[What is expected] Reproduce the material in full, exactly as written.

[Source records]
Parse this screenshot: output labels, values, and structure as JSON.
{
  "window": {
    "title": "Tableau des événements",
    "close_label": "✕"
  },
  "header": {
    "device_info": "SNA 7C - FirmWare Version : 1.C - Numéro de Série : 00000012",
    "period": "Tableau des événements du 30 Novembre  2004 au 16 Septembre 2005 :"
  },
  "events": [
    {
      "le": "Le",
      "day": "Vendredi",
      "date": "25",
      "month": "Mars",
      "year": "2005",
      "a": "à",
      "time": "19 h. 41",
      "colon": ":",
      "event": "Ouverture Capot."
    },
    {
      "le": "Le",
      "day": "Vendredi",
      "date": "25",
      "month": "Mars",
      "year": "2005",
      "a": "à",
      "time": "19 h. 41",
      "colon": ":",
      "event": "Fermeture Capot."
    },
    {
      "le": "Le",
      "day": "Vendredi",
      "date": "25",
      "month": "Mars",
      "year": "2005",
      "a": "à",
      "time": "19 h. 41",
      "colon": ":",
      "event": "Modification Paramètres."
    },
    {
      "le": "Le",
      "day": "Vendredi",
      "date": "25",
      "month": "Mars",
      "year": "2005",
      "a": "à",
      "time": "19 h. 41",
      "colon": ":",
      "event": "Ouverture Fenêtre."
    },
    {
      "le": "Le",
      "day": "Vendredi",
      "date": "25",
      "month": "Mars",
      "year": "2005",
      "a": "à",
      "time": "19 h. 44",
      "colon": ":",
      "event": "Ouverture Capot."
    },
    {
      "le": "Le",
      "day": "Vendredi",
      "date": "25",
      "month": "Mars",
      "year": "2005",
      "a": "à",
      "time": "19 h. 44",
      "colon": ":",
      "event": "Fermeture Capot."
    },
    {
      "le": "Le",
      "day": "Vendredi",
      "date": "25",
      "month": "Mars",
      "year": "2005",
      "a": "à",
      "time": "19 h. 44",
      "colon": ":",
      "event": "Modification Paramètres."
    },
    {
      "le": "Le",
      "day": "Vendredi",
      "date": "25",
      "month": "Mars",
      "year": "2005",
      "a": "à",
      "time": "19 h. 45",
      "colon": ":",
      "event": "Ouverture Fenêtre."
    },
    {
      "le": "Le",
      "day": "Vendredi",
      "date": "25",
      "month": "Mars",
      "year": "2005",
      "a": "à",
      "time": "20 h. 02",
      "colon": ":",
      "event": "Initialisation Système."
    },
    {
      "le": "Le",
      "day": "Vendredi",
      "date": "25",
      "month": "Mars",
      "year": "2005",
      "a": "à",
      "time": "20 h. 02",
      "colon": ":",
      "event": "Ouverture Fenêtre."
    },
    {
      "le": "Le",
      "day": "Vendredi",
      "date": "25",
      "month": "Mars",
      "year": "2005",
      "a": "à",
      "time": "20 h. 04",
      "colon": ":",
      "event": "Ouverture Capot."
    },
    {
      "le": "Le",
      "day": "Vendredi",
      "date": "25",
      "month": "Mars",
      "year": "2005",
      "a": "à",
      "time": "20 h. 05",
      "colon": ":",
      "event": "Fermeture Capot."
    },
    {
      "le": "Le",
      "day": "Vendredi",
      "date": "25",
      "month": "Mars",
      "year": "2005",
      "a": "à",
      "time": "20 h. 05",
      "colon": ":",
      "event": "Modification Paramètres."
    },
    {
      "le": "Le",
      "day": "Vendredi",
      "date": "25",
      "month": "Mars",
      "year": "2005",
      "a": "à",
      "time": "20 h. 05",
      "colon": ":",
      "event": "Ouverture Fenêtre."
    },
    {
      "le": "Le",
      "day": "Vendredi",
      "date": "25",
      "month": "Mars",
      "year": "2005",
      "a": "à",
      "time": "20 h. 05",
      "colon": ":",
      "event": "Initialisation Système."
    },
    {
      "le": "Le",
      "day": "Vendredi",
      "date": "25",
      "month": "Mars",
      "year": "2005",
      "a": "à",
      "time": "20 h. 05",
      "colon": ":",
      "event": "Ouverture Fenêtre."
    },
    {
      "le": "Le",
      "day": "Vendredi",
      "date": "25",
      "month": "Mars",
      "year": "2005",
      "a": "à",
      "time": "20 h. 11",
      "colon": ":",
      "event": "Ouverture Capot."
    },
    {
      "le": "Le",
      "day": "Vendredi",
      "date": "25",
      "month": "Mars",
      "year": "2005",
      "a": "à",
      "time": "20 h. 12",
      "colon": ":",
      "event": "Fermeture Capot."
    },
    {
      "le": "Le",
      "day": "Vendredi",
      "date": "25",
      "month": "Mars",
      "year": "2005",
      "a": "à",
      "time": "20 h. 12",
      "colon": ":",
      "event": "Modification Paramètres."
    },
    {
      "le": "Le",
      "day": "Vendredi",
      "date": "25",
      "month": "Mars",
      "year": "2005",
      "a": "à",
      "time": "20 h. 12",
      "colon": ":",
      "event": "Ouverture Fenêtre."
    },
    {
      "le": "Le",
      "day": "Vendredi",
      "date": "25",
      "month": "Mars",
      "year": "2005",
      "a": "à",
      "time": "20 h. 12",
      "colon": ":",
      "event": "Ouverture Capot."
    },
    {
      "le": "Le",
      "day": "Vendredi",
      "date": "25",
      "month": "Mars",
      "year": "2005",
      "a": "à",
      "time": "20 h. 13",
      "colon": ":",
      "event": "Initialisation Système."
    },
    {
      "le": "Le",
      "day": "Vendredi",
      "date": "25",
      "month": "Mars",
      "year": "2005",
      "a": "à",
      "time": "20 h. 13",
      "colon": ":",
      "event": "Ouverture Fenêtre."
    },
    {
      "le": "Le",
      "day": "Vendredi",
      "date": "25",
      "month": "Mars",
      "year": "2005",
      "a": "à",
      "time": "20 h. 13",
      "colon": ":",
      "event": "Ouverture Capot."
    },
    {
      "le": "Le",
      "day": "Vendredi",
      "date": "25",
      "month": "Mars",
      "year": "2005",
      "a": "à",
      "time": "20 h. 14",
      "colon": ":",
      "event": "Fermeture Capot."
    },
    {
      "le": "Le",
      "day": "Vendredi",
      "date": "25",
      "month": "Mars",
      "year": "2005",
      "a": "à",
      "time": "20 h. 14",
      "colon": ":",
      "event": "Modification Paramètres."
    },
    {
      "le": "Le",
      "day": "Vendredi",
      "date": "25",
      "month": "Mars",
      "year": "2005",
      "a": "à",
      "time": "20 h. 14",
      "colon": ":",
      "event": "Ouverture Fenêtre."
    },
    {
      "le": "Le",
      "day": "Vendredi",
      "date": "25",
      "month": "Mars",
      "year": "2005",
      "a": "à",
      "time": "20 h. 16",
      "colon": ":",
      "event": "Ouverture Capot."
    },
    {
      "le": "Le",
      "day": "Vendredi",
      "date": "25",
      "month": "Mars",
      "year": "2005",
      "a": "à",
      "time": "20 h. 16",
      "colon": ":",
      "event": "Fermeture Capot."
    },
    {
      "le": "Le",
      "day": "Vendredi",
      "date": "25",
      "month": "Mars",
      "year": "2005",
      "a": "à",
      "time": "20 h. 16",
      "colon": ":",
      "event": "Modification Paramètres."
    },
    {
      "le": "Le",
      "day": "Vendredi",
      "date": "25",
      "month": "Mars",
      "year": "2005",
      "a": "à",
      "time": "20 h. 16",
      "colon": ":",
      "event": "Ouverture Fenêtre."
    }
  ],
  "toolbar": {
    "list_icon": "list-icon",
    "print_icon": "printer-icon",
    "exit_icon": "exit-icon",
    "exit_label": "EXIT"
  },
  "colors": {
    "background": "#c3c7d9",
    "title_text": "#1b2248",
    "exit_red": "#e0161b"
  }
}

[Response for this exercise]
Parse this screenshot: output labels, values, and structure as JSON.
{
  "window": {
    "title": "Tableau des événements",
    "close_label": "✕"
  },
  "header": {
    "device_info": "SNA 7C - FirmWare Version : 1.C - Numéro de Série : 00000012",
    "period": "Tableau des événements du 30 Novembre  2004 au 16 Septembre 2005 :"
  },
  "events": [
    {
      "le": "Le",
      "day": "Vendredi",
      "date": "25",
      "month": "Mars",
      "year": "2005",
      "a": "à",
      "time": "19 h. 41",
      "colon": ":",
      "event": "Ouverture Capot."
    },
    {
      "le": "Le",
      "day": "Vendredi",
      "date": "25",
      "month": "Mars",
      "year": "2005",
      "a": "à",
      "time": "19 h. 41",
      "colon": ":",
      "event": "Fermeture Capot."
    },
    {
      "le": "Le",
      "day": "Vendredi",
      "date": "25",
      "month": "Mars",
      "year": "2005",
      "a": "à",
      "time": "19 h. 41",
      "colon": ":",
      "event": "Modification Paramètres."
    },
    {
      "le": "Le",
      "day": "Vendredi",
      "date": "25",
      "month": "Mars",
      "year": "2005",
      "a": "à",
      "time": "19 h. 41",
      "colon": ":",
      "event": "Ouverture Fenêtre."
    },
    {
      "le": "Le",
      "day": "Vendredi",
      "date": "25",
      "month": "Mars",
      "year": "2005",
      "a": "à",
      "time": "19 h. 44",
      "colon": ":",
      "event": "Ouverture Capot."
    },
    {
      "le": "Le",
      "day": "Vendredi",
      "date": "25",
      "month": "Mars",
      "year": "2005",
      "a": "à",
      "time": "19 h. 44",
      "colon": ":",
      "event": "Fermeture Capot."
    },
    {
      "le": "Le",
      "day": "Vendredi",
      "date": "25",
      "month": "Mars",
      "year": "2005",
      "a": "à",
      "time": "19 h. 44",
      "colon": ":",
      "event": "Modification Paramètres."
    },
    {
      "le": "Le",
      "day": "Vendredi",
      "date": "25",
      "month": "Mars",
      "year": "2005",
      "a": "à",
      "time": "19 h. 45",
      "colon": ":",
      "event": "Ouverture Fenêtre."
    },
    {
      "le": "Le",
      "day": "Vendredi",
      "date": "25",
      "month": "Mars",
      "year": "2005",
      "a": "à",
      "time": "20 h. 02",
      "colon": ":",
      "event": "Initialisation Système."
    },
    {
      "le": "Le",
      "day": "Vendredi",
      "date": "25",
      "month": "Mars",
      "year": "2005",
      "a": "à",
      "time": "20 h. 02",
      "colon": ":",
      "event": "Ouverture Fenêtre."
    },
    {
      "le": "Le",
      "day": "Vendredi",
      "date": "25",
      "month": "Mars",
      "year": "2005",
      "a": "à",
      "time": "20 h. 04",
      "colon": ":",
      "event": "Ouverture Capot."
    },
    {
      "le": "Le",
      "day": "Vendredi",
      "date": "25",
      "month": "Mars",
      "year": "2005",
      "a": "à",
      "time": "20 h. 05",
      "colon": ":",
      "event": "Fermeture Capot."
    },
    {
      "le": "Le",
      "day": "Vendredi",
      "date": "25",
      "month": "Mars",
      "year": "2005",
      "a": "à",
      "time": "20 h. 05",
      "colon": ":",
      "event": "Modification Paramètres."
    },
    {
      "le": "Le",
      "day": "Vendredi",
      "date": "25",
      "month": "Mars",
      "year": "2005",
      "a": "à",
      "time": "20 h. 05",
      "colon": ":",
      "event": "Ouverture Fenêtre."
    },
    {
      "le": "Le",
      "day": "Vendredi",
      "date": "25",
      "month": "Mars",
      "year": "2005",
      "a": "à",
      "time": "20 h. 05",
      "colon": ":",
      "event": "Initialisation Système."
    },
    {
      "le": "Le",
      "day": "Vendredi",
      "date": "25",
      "month": "Mars",
      "year": "2005",
      "a": "à",
      "time": "20 h. 05",
      "colon": ":",
      "event": "Ouverture Fenêtre."
    },
    {
      "le": "Le",
      "day": "Vendredi",
      "date": "25",
      "month": "Mars",
      "year": "2005",
      "a": "à",
      "time": "20 h. 11",
      "colon": ":",
      "event": "Ouverture Capot."
    },
    {
      "le": "Le",
      "day": "Vendredi",
      "date": "25",
      "month": "Mars",
      "year": "2005",
      "a": "à",
      "time": "20 h. 12",
      "colon": ":",
      "event": "Fermeture Capot."
    },
    {
      "le": "Le",
      "day": "Vendredi",
      "date": "25",
      "month": "Mars",
      "year": "2005",
      "a": "à",
      "time": "20 h. 12",
      "colon": ":",
      "event": "Modification Paramètres."
    },
    {
      "le": "Le",
      "day": "Vendredi",
      "date": "25",
      "month": "Mars",
      "year": "2005",
      "a": "à",
      "time": "20 h. 12",
      "colon": ":",
      "event": "Ouverture Fenêtre."
    },
    {
      "le": "Le",
      "day": "Vendredi",
      "date": "25",
      "month": "Mars",
      "year": "2005",
      "a": "à",
      "time": "20 h. 12",
      "colon": ":",
      "event": "Ouverture Capot."
    },
    {
      "le": "Le",
      "day": "Vendredi",
      "date": "25",
      "month": "Mars",
      "year": "2005",
      "a": "à",
      "time": "20 h. 13",
      "colon": ":",
      "event": "Initialisation Système."
    },
    {
      "le": "Le",
      "day": "Vendredi",
      "date": "25",
      "month": "Mars",
      "year": "2005",
      "a": "à",
      "time": "20 h. 13",
      "colon": ":",
      "event": "Ouverture Fenêtre."
    },
    {
      "le": "Le",
      "day": "Vendredi",
      "date": "25",
      "month": "Mars",
      "year": "2005",
      "a": "à",
      "time": "20 h. 13",
      "colon": ":",
      "event": "Ouverture Capot."
    },
    {
      "le": "Le",
      "day": "Vendredi",
      "date": "25",
      "month": "Mars",
      "year": "2005",
      "a": "à",
      "time": "20 h. 14",
      "colon": ":",
      "event": "Fermeture Capot."
    },
    {
      "le": "Le",
      "day": "Vendredi",
      "date": "25",
      "month": "Mars",
      "year": "2005",
      "a": "à",
      "time": "20 h. 14",
      "colon": ":",
      "event": "Modification Paramètres."
    },
    {
      "le": "Le",
      "day": "Vendredi",
      "date": "25",
      "month": "Mars",
      "year": "2005",
      "a": "à",
      "time": "20 h. 14",
      "colon": ":",
      "event": "Ouverture Fenêtre."
    },
    {
      "le": "Le",
      "day": "Vendredi",
      "date": "25",
      "month": "Mars",
      "year": "2005",
      "a": "à",
      "time": "20 h. 16",
      "colon": ":",
      "event": "Ouverture Capot."
    },
    {
      "le": "Le",
      "day": "Vendredi",
      "date": "25",
      "month": "Mars",
      "year": "2005",
      "a": "à",
      "time": "20 h. 16",
      "colon": ":",
      "event": "Fermeture Capot."
    },
    {
      "le": "Le",
      "day": "Vendredi",
      "date": "25",
      "month": "Mars",
      "year": "2005",
      "a": "à",
      "time": "20 h. 16",
      "colon": ":",
      "event": "Modification Paramètres."
    },
    {
      "le": "Le",
      "day": "Vendredi",
      "date": "25",
      "month": "Mars",
      "year": "2005",
      "a": "à",
      "time": "20 h. 16",
      "colon": ":",
      "event": "Ouverture Fenêtre."
    }
  ],
  "toolbar": {
    "list_icon": "list-icon",
    "print_icon": "printer-icon",
    "exit_icon": "exit-icon",
    "exit_label": "EXIT"
  },
  "colors": {
    "background": "#c3c7d9",
    "title_text": "#1b2248",
    "exit_red": "#e0161b"
  }
}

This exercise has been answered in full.